■ What is asked
Spot each line that carries the word "data"; copy those lines.

:::::

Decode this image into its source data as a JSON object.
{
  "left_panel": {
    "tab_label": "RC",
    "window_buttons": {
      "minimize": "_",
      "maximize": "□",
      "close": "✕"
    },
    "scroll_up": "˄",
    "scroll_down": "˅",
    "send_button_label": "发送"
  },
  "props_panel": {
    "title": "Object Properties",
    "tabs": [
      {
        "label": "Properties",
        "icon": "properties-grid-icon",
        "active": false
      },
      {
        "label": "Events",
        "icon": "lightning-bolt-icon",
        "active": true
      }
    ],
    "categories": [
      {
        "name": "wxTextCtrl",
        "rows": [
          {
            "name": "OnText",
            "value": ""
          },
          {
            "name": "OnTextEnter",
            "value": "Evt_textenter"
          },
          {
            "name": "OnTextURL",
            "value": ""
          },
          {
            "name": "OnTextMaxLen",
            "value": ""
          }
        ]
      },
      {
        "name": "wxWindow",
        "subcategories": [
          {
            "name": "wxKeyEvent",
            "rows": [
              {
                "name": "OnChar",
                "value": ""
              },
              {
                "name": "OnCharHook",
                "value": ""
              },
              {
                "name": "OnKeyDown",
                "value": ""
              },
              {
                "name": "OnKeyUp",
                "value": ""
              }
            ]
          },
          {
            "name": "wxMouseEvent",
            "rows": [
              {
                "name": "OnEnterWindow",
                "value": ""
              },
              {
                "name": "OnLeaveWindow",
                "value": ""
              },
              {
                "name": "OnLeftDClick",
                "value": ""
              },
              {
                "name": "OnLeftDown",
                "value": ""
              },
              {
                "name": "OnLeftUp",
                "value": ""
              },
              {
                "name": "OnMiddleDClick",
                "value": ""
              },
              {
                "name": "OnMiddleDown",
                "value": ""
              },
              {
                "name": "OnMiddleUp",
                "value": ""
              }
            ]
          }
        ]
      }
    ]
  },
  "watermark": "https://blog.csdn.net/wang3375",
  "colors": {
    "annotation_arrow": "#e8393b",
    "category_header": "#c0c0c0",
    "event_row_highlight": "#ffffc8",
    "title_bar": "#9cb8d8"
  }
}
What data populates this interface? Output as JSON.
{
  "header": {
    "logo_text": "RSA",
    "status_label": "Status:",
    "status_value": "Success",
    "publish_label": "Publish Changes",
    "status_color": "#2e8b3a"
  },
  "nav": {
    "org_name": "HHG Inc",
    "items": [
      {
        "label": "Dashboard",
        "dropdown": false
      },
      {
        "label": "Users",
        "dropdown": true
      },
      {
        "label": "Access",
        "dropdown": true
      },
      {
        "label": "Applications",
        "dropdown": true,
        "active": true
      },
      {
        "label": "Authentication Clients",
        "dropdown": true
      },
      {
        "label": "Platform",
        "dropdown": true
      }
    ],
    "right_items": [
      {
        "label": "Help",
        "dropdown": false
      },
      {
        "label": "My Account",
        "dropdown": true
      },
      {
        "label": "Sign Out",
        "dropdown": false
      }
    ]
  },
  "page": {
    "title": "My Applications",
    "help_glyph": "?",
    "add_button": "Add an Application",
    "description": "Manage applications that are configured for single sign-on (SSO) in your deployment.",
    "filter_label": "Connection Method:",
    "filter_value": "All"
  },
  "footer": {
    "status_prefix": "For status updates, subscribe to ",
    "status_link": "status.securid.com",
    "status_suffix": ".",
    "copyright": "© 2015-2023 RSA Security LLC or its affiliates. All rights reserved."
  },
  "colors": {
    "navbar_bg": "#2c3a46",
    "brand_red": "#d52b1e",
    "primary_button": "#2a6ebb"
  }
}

:::::

■ Exercise response
Decode this image into its source data as a JSON object.
What data populates this interface? Output as JSON.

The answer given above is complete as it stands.